_THE TASK_: Output the data word for word, dropping every image.

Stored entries
#####

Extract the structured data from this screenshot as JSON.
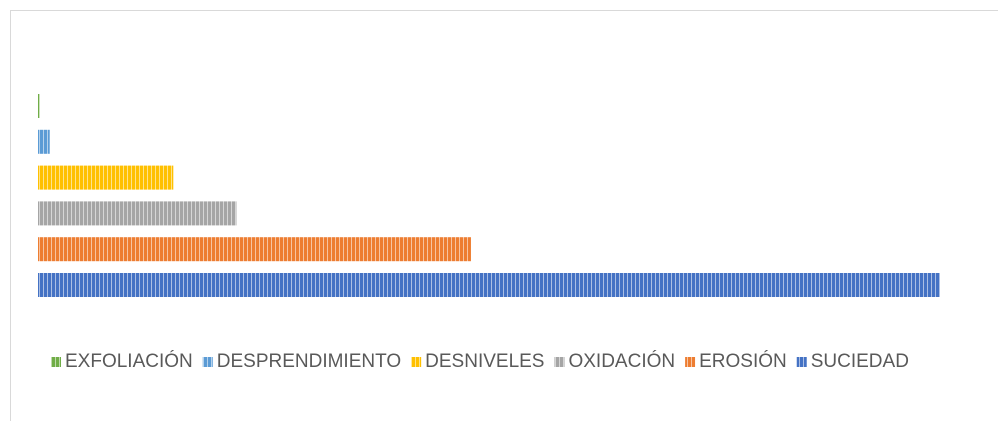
{
  "chart_data": {
    "type": "bar",
    "orientation": "horizontal",
    "xlim": [
      0,
      100
    ],
    "legend": "bottom",
    "series": [
      {
        "name": "EXFOLIACIÓN",
        "color": "#70ad47",
        "values": [
          0.2
        ]
      },
      {
        "name": "DESPRENDIMIENTO",
        "color": "#5b9bd5",
        "values": [
          1.3
        ]
      },
      {
        "name": "DESNIVELES",
        "color": "#ffc000",
        "values": [
          15
        ]
      },
      {
        "name": "OXIDACIÓN",
        "color": "#a5a5a5",
        "values": [
          22
        ]
      },
      {
        "name": "EROSIÓN",
        "color": "#ed7d31",
        "values": [
          48
        ]
      },
      {
        "name": "SUCIEDAD",
        "color": "#4472c4",
        "values": [
          100
        ]
      }
    ]
  }
}
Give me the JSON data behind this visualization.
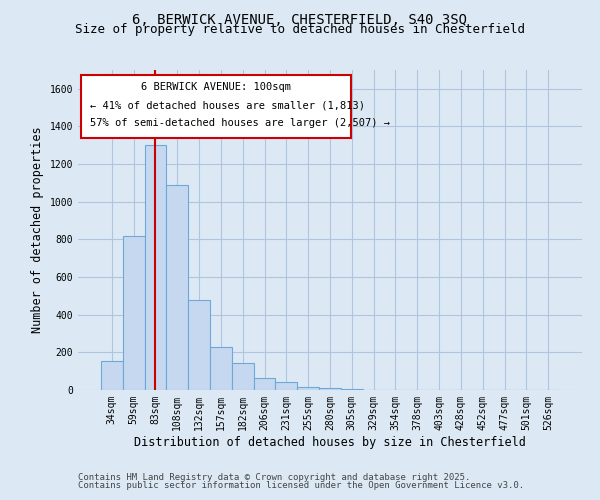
{
  "title_line1": "6, BERWICK AVENUE, CHESTERFIELD, S40 3SQ",
  "title_line2": "Size of property relative to detached houses in Chesterfield",
  "xlabel": "Distribution of detached houses by size in Chesterfield",
  "ylabel": "Number of detached properties",
  "categories": [
    "34sqm",
    "59sqm",
    "83sqm",
    "108sqm",
    "132sqm",
    "157sqm",
    "182sqm",
    "206sqm",
    "231sqm",
    "255sqm",
    "280sqm",
    "305sqm",
    "329sqm",
    "354sqm",
    "378sqm",
    "403sqm",
    "428sqm",
    "452sqm",
    "477sqm",
    "501sqm",
    "526sqm"
  ],
  "values": [
    155,
    820,
    1300,
    1090,
    480,
    230,
    145,
    65,
    40,
    18,
    8,
    4,
    2,
    2,
    1,
    1,
    0,
    0,
    0,
    0,
    0
  ],
  "bar_color": "#c5d8f0",
  "bar_edge_color": "#6fa8d6",
  "red_line_index": 2,
  "annotation_title": "6 BERWICK AVENUE: 100sqm",
  "annotation_line2": "← 41% of detached houses are smaller (1,813)",
  "annotation_line3": "57% of semi-detached houses are larger (2,507) →",
  "annotation_box_color": "#ffffff",
  "annotation_box_edge": "#cc0000",
  "red_line_color": "#cc0000",
  "ylim": [
    0,
    1700
  ],
  "yticks": [
    0,
    200,
    400,
    600,
    800,
    1000,
    1200,
    1400,
    1600
  ],
  "grid_color": "#b0c4de",
  "bg_color": "#dce9f5",
  "footer_line1": "Contains HM Land Registry data © Crown copyright and database right 2025.",
  "footer_line2": "Contains public sector information licensed under the Open Government Licence v3.0.",
  "title_fontsize": 10,
  "subtitle_fontsize": 9,
  "axis_label_fontsize": 8.5,
  "tick_fontsize": 7,
  "annotation_fontsize": 7.5,
  "footer_fontsize": 6.5
}
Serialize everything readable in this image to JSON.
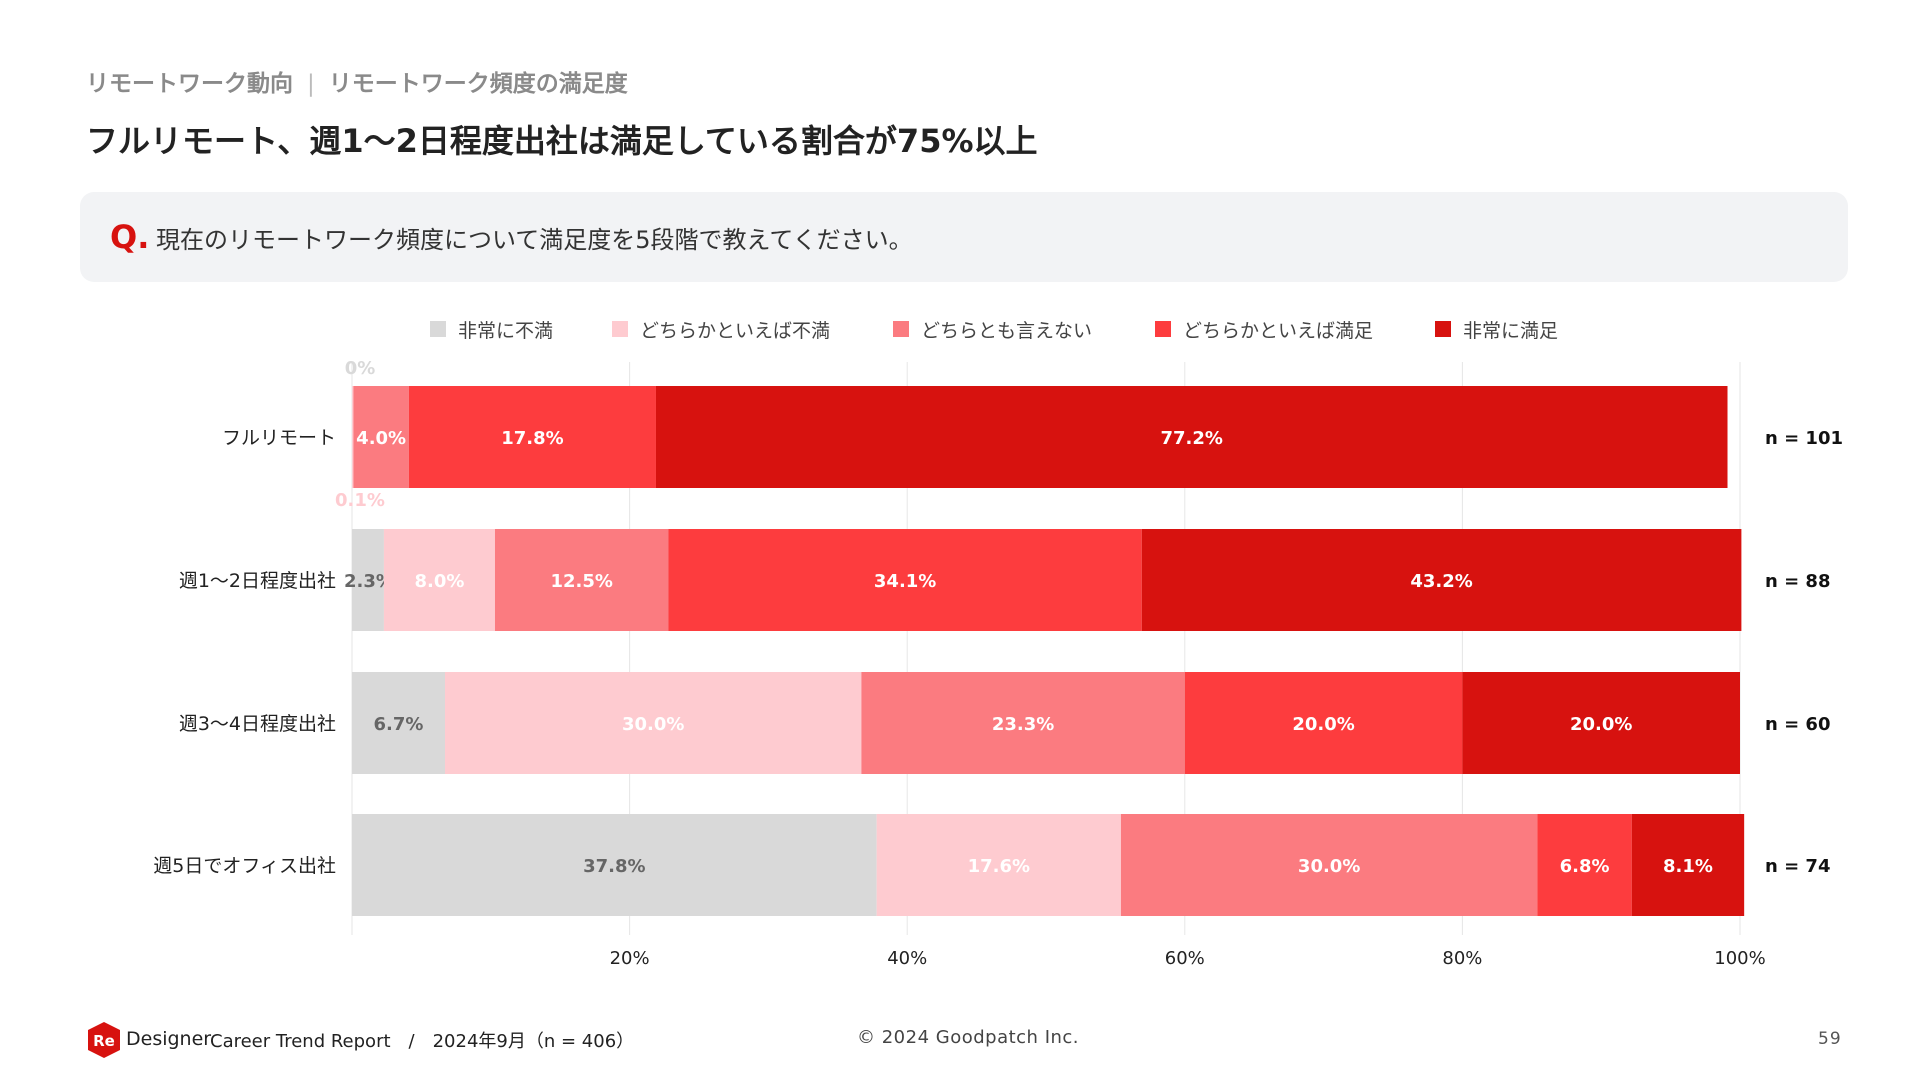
{
  "header": {
    "breadcrumb_section": "リモートワーク動向",
    "breadcrumb_separator": "|",
    "breadcrumb_topic": "リモートワーク頻度の満足度",
    "title": "フルリモート、週1〜2日程度出社は満足している割合が75%以上"
  },
  "question": {
    "mark": "Q.",
    "text": "現在のリモートワーク頻度について満足度を5段階で教えてください。"
  },
  "chart_data": {
    "type": "bar",
    "orientation": "horizontal",
    "stacked": true,
    "categories": [
      "フルリモート",
      "週1〜2日程度出社",
      "週3〜4日程度出社",
      "週5日でオフィス出社"
    ],
    "series": [
      {
        "name": "非常に不満",
        "color": "#d9d9d9",
        "label_color": "#666666",
        "values": [
          0,
          2.3,
          6.7,
          37.8
        ],
        "labels": [
          "0%",
          "2.3%",
          "6.7%",
          "37.8%"
        ]
      },
      {
        "name": "どちらかといえば不満",
        "color": "#fecbd0",
        "label_color": "#ffffff",
        "values": [
          0.1,
          8.0,
          30.0,
          17.6
        ],
        "labels": [
          "0.1%",
          "8.0%",
          "30.0%",
          "17.6%"
        ]
      },
      {
        "name": "どちらとも言えない",
        "color": "#fb7b80",
        "label_color": "#ffffff",
        "values": [
          4.0,
          12.5,
          23.3,
          30.0
        ],
        "labels": [
          "4.0%",
          "12.5%",
          "23.3%",
          "30.0%"
        ]
      },
      {
        "name": "どちらかといえば満足",
        "color": "#fd3c3e",
        "label_color": "#ffffff",
        "values": [
          17.8,
          34.1,
          20.0,
          6.8
        ],
        "labels": [
          "17.8%",
          "34.1%",
          "20.0%",
          "6.8%"
        ]
      },
      {
        "name": "非常に満足",
        "color": "#d7120f",
        "label_color": "#ffffff",
        "values": [
          77.2,
          43.2,
          20.0,
          8.1
        ],
        "labels": [
          "77.2%",
          "43.2%",
          "20.0%",
          "8.1%"
        ]
      }
    ],
    "n_labels": [
      "n = 101",
      "n = 88",
      "n = 60",
      "n = 74"
    ],
    "xlim": [
      0,
      100
    ],
    "xticks": [
      20,
      40,
      60,
      80,
      100
    ],
    "xtick_labels": [
      "20%",
      "40%",
      "60%",
      "80%",
      "100%"
    ],
    "grid": true,
    "legend": "top"
  },
  "footer": {
    "logo_text": "Re",
    "brand": "Designer",
    "report": "Career Trend Report　/　2024年9月（n = 406）",
    "copyright": "© 2024 Goodpatch Inc.",
    "page_number": "59",
    "logo_color": "#d7120f"
  }
}
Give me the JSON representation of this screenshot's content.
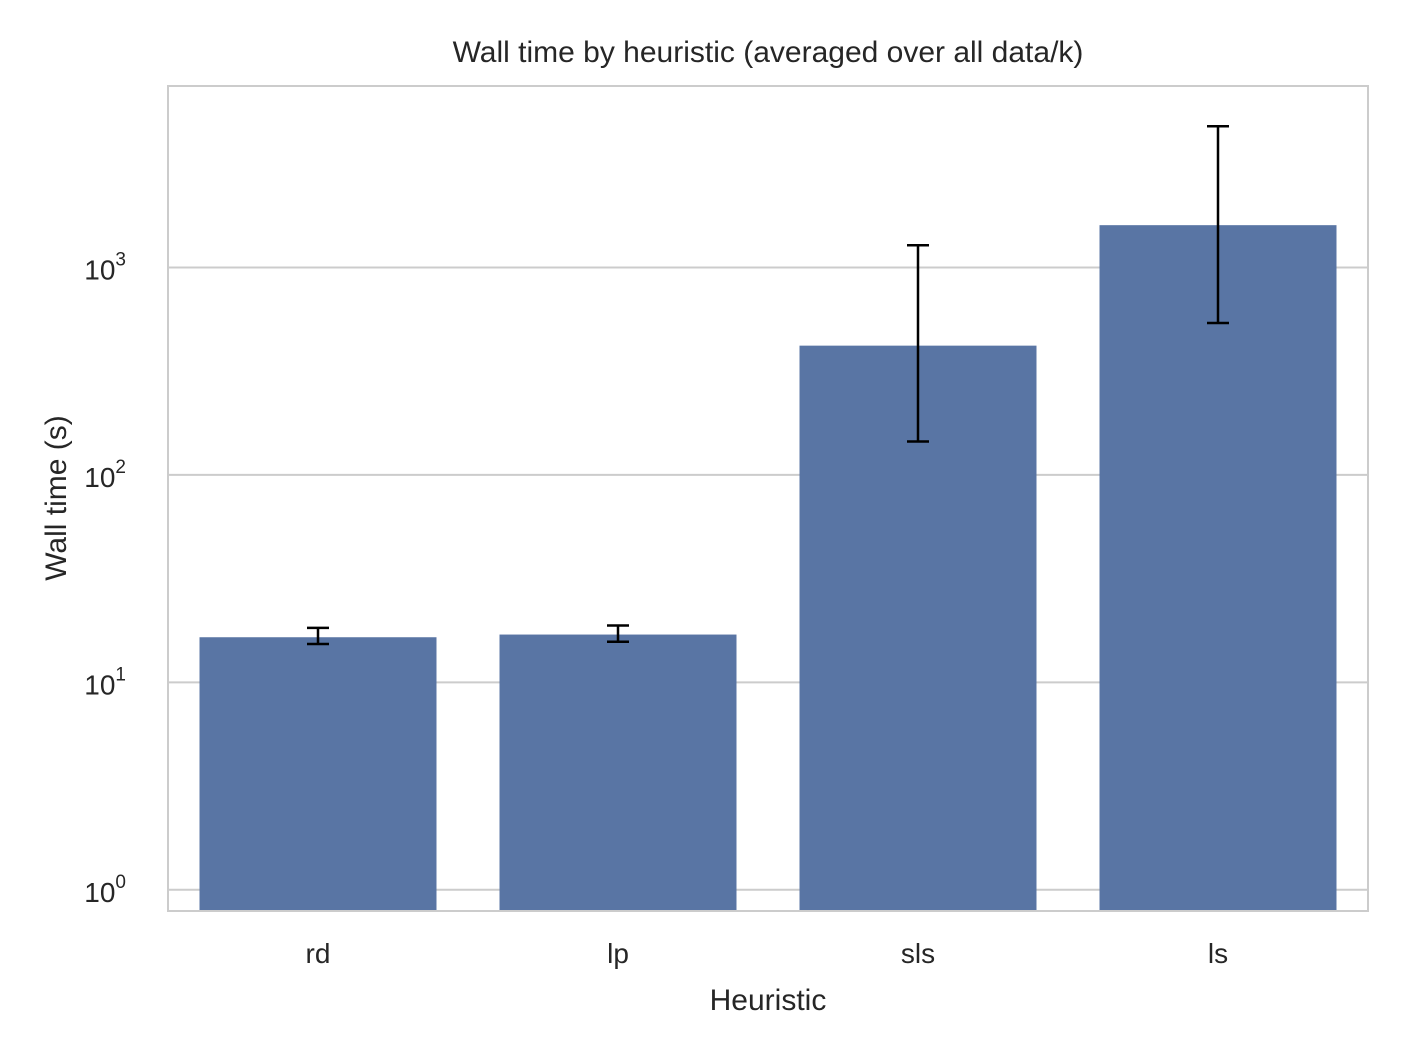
{
  "chart_data": {
    "type": "bar",
    "title": "Wall time by heuristic (averaged over all data/k)",
    "xlabel": "Heuristic",
    "ylabel": "Wall time (s)",
    "yscale": "log",
    "ylim": [
      0.79,
      7500
    ],
    "categories": [
      "rd",
      "lp",
      "sls",
      "ls"
    ],
    "values": [
      16.5,
      17,
      420,
      1600
    ],
    "error_low": [
      15.3,
      15.7,
      145,
      540
    ],
    "error_high": [
      18.3,
      18.8,
      1280,
      4800
    ],
    "yticks": [
      {
        "value": 1,
        "base": "10",
        "exp": "0"
      },
      {
        "value": 10,
        "base": "10",
        "exp": "1"
      },
      {
        "value": 100,
        "base": "10",
        "exp": "2"
      },
      {
        "value": 1000,
        "base": "10",
        "exp": "3"
      }
    ],
    "grid": "y",
    "colors": {
      "bar": "#5975a4",
      "grid": "#cccccc",
      "spine": "#cccccc",
      "error": "#000000"
    }
  }
}
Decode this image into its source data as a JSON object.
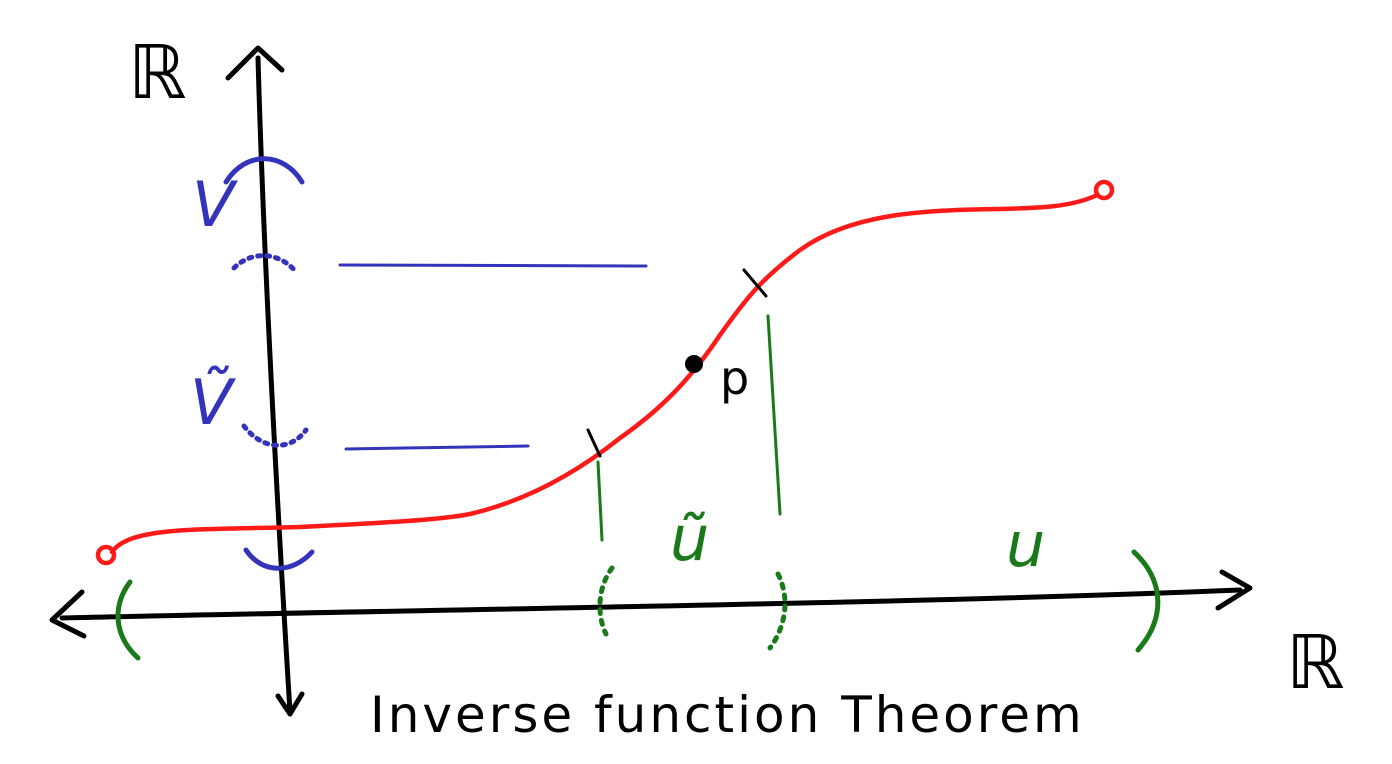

#####

_THE RESPONSE_:
Extract the structured data from this screenshot as JSON.
{
  "chart_data": {
    "type": "bar",
    "orientation": "horizontal",
    "xlim": [
      0,
      100
    ],
    "legend": "bottom",
    "series": [
      {
        "name": "EXFOLIACIÓN",
        "color": "#70ad47",
        "values": [
          0.2
        ]
      },
      {
        "name": "DESPRENDIMIENTO",
        "color": "#5b9bd5",
        "values": [
          1.3
        ]
      },
      {
        "name": "DESNIVELES",
        "color": "#ffc000",
        "values": [
          15
        ]
      },
      {
        "name": "OXIDACIÓN",
        "color": "#a5a5a5",
        "values": [
          22
        ]
      },
      {
        "name": "EROSIÓN",
        "color": "#ed7d31",
        "values": [
          48
        ]
      },
      {
        "name": "SUCIEDAD",
        "color": "#4472c4",
        "values": [
          100
        ]
      }
    ]
  }
}
Give me the JSON data behind this visualization.
{
  "title_line1": "6, BERWICK AVENUE, CHESTERFIELD, S40 3SQ",
  "title_line2": "Size of property relative to detached houses in Chesterfield",
  "xlabel": "Distribution of detached houses by size in Chesterfield",
  "ylabel": "Number of detached properties",
  "categories": [
    "34sqm",
    "59sqm",
    "83sqm",
    "108sqm",
    "132sqm",
    "157sqm",
    "182sqm",
    "206sqm",
    "231sqm",
    "255sqm",
    "280sqm",
    "305sqm",
    "329sqm",
    "354sqm",
    "378sqm",
    "403sqm",
    "428sqm",
    "452sqm",
    "477sqm",
    "501sqm",
    "526sqm"
  ],
  "values": [
    155,
    820,
    1300,
    1090,
    480,
    230,
    145,
    65,
    40,
    18,
    8,
    4,
    2,
    2,
    1,
    1,
    0,
    0,
    0,
    0,
    0
  ],
  "bar_color": "#c5d8f0",
  "bar_edge_color": "#6fa8d6",
  "red_line_index": 2,
  "annotation_title": "6 BERWICK AVENUE: 100sqm",
  "annotation_line2": "← 41% of detached houses are smaller (1,813)",
  "annotation_line3": "57% of semi-detached houses are larger (2,507) →",
  "annotation_box_color": "#ffffff",
  "annotation_box_edge": "#cc0000",
  "red_line_color": "#cc0000",
  "ylim": [
    0,
    1700
  ],
  "yticks": [
    0,
    200,
    400,
    600,
    800,
    1000,
    1200,
    1400,
    1600
  ],
  "grid_color": "#b0c4de",
  "bg_color": "#dce9f5",
  "footer_line1": "Contains HM Land Registry data © Crown copyright and database right 2025.",
  "footer_line2": "Contains public sector information licensed under the Open Government Licence v3.0.",
  "title_fontsize": 10,
  "subtitle_fontsize": 9,
  "axis_label_fontsize": 8.5,
  "tick_fontsize": 7,
  "annotation_fontsize": 7.5,
  "footer_fontsize": 6.5
}
Serialize everything readable in this image to JSON.
{
  "header": {
    "breadcrumb_section": "リモートワーク動向",
    "breadcrumb_separator": "|",
    "breadcrumb_topic": "リモートワーク頻度の満足度",
    "title": "フルリモート、週1〜2日程度出社は満足している割合が75%以上"
  },
  "question": {
    "mark": "Q.",
    "text": "現在のリモートワーク頻度について満足度を5段階で教えてください。"
  },
  "chart_data": {
    "type": "bar",
    "orientation": "horizontal",
    "stacked": true,
    "categories": [
      "フルリモート",
      "週1〜2日程度出社",
      "週3〜4日程度出社",
      "週5日でオフィス出社"
    ],
    "series": [
      {
        "name": "非常に不満",
        "color": "#d9d9d9",
        "label_color": "#666666",
        "values": [
          0,
          2.3,
          6.7,
          37.8
        ],
        "labels": [
          "0%",
          "2.3%",
          "6.7%",
          "37.8%"
        ]
      },
      {
        "name": "どちらかといえば不満",
        "color": "#fecbd0",
        "label_color": "#ffffff",
        "values": [
          0.1,
          8.0,
          30.0,
          17.6
        ],
        "labels": [
          "0.1%",
          "8.0%",
          "30.0%",
          "17.6%"
        ]
      },
      {
        "name": "どちらとも言えない",
        "color": "#fb7b80",
        "label_color": "#ffffff",
        "values": [
          4.0,
          12.5,
          23.3,
          30.0
        ],
        "labels": [
          "4.0%",
          "12.5%",
          "23.3%",
          "30.0%"
        ]
      },
      {
        "name": "どちらかといえば満足",
        "color": "#fd3c3e",
        "label_color": "#ffffff",
        "values": [
          17.8,
          34.1,
          20.0,
          6.8
        ],
        "labels": [
          "17.8%",
          "34.1%",
          "20.0%",
          "6.8%"
        ]
      },
      {
        "name": "非常に満足",
        "color": "#d7120f",
        "label_color": "#ffffff",
        "values": [
          77.2,
          43.2,
          20.0,
          8.1
        ],
        "labels": [
          "77.2%",
          "43.2%",
          "20.0%",
          "8.1%"
        ]
      }
    ],
    "n_labels": [
      "n = 101",
      "n = 88",
      "n = 60",
      "n = 74"
    ],
    "xlim": [
      0,
      100
    ],
    "xticks": [
      20,
      40,
      60,
      80,
      100
    ],
    "xtick_labels": [
      "20%",
      "40%",
      "60%",
      "80%",
      "100%"
    ],
    "grid": true,
    "legend": "top"
  },
  "footer": {
    "logo_text": "Re",
    "brand": "Designer",
    "report": "Career Trend Report　/　2024年9月（n = 406）",
    "copyright": "© 2024 Goodpatch Inc.",
    "page_number": "59",
    "logo_color": "#d7120f"
  }
}
Give me the JSON representation of this screenshot's content.
{
  "chart_data": {
    "type": "bar",
    "title": "Wall time by heuristic (averaged over all data/k)",
    "xlabel": "Heuristic",
    "ylabel": "Wall time (s)",
    "yscale": "log",
    "ylim": [
      0.79,
      7500
    ],
    "categories": [
      "rd",
      "lp",
      "sls",
      "ls"
    ],
    "values": [
      16.5,
      17,
      420,
      1600
    ],
    "error_low": [
      15.3,
      15.7,
      145,
      540
    ],
    "error_high": [
      18.3,
      18.8,
      1280,
      4800
    ],
    "yticks": [
      {
        "value": 1,
        "base": "10",
        "exp": "0"
      },
      {
        "value": 10,
        "base": "10",
        "exp": "1"
      },
      {
        "value": 100,
        "base": "10",
        "exp": "2"
      },
      {
        "value": 1000,
        "base": "10",
        "exp": "3"
      }
    ],
    "grid": "y",
    "colors": {
      "bar": "#5975a4",
      "grid": "#cccccc",
      "spine": "#cccccc",
      "error": "#000000"
    }
  }
}
Decode this image into its source data as a JSON object.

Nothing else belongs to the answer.